Records that describe figures
- - - - -

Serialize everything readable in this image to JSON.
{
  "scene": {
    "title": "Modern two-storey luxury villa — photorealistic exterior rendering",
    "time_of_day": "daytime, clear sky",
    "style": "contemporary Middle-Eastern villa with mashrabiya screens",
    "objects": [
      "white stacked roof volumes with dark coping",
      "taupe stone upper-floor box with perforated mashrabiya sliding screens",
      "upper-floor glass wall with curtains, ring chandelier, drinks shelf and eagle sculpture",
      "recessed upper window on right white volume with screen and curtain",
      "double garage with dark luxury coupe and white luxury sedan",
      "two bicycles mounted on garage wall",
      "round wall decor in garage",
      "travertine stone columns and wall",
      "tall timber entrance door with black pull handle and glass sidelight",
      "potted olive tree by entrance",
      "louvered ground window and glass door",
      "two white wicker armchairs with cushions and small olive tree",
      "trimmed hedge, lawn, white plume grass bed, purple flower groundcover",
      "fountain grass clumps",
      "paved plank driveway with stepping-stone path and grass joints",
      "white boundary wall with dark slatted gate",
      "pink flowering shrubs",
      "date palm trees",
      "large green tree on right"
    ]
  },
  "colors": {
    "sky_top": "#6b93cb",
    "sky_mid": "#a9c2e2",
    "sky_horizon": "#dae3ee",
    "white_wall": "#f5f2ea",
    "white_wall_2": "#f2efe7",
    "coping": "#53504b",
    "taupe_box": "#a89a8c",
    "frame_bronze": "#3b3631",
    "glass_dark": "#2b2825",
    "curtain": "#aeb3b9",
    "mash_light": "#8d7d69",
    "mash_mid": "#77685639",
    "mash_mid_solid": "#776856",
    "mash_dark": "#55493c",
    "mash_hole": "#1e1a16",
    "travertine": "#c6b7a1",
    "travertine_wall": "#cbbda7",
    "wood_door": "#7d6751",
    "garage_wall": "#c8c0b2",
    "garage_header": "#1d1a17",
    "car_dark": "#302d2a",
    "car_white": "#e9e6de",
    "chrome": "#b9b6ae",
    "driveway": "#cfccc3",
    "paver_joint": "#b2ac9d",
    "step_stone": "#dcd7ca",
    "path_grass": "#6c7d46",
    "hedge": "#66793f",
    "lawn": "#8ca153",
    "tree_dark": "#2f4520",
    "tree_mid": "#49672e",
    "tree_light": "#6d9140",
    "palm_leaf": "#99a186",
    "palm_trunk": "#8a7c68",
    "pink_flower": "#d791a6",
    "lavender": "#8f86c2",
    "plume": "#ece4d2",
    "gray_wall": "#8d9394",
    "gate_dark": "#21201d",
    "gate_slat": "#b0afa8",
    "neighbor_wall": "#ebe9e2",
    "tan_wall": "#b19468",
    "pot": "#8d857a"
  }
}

- - - - -

--- Work instructions ---
Extract all the material, leaving every line as it is.

--- Answer ---
Serialize everything readable in this image to JSON.
{
  "scene": {
    "title": "Modern two-storey luxury villa — photorealistic exterior rendering",
    "time_of_day": "daytime, clear sky",
    "style": "contemporary Middle-Eastern villa with mashrabiya screens",
    "objects": [
      "white stacked roof volumes with dark coping",
      "taupe stone upper-floor box with perforated mashrabiya sliding screens",
      "upper-floor glass wall with curtains, ring chandelier, drinks shelf and eagle sculpture",
      "recessed upper window on right white volume with screen and curtain",
      "double garage with dark luxury coupe and white luxury sedan",
      "two bicycles mounted on garage wall",
      "round wall decor in garage",
      "travertine stone columns and wall",
      "tall timber entrance door with black pull handle and glass sidelight",
      "potted olive tree by entrance",
      "louvered ground window and glass door",
      "two white wicker armchairs with cushions and small olive tree",
      "trimmed hedge, lawn, white plume grass bed, purple flower groundcover",
      "fountain grass clumps",
      "paved plank driveway with stepping-stone path and grass joints",
      "white boundary wall with dark slatted gate",
      "pink flowering shrubs",
      "date palm trees",
      "large green tree on right"
    ]
  },
  "colors": {
    "sky_top": "#6b93cb",
    "sky_mid": "#a9c2e2",
    "sky_horizon": "#dae3ee",
    "white_wall": "#f5f2ea",
    "white_wall_2": "#f2efe7",
    "coping": "#53504b",
    "taupe_box": "#a89a8c",
    "frame_bronze": "#3b3631",
    "glass_dark": "#2b2825",
    "curtain": "#aeb3b9",
    "mash_light": "#8d7d69",
    "mash_mid": "#77685639",
    "mash_mid_solid": "#776856",
    "mash_dark": "#55493c",
    "mash_hole": "#1e1a16",
    "travertine": "#c6b7a1",
    "travertine_wall": "#cbbda7",
    "wood_door": "#7d6751",
    "garage_wall": "#c8c0b2",
    "garage_header": "#1d1a17",
    "car_dark": "#302d2a",
    "car_white": "#e9e6de",
    "chrome": "#b9b6ae",
    "driveway": "#cfccc3",
    "paver_joint": "#b2ac9d",
    "step_stone": "#dcd7ca",
    "path_grass": "#6c7d46",
    "hedge": "#66793f",
    "lawn": "#8ca153",
    "tree_dark": "#2f4520",
    "tree_mid": "#49672e",
    "tree_light": "#6d9140",
    "palm_leaf": "#99a186",
    "palm_trunk": "#8a7c68",
    "pink_flower": "#d791a6",
    "lavender": "#8f86c2",
    "plume": "#ece4d2",
    "gray_wall": "#8d9394",
    "gate_dark": "#21201d",
    "gate_slat": "#b0afa8",
    "neighbor_wall": "#ebe9e2",
    "tan_wall": "#b19468",
    "pot": "#8d857a"
  }
}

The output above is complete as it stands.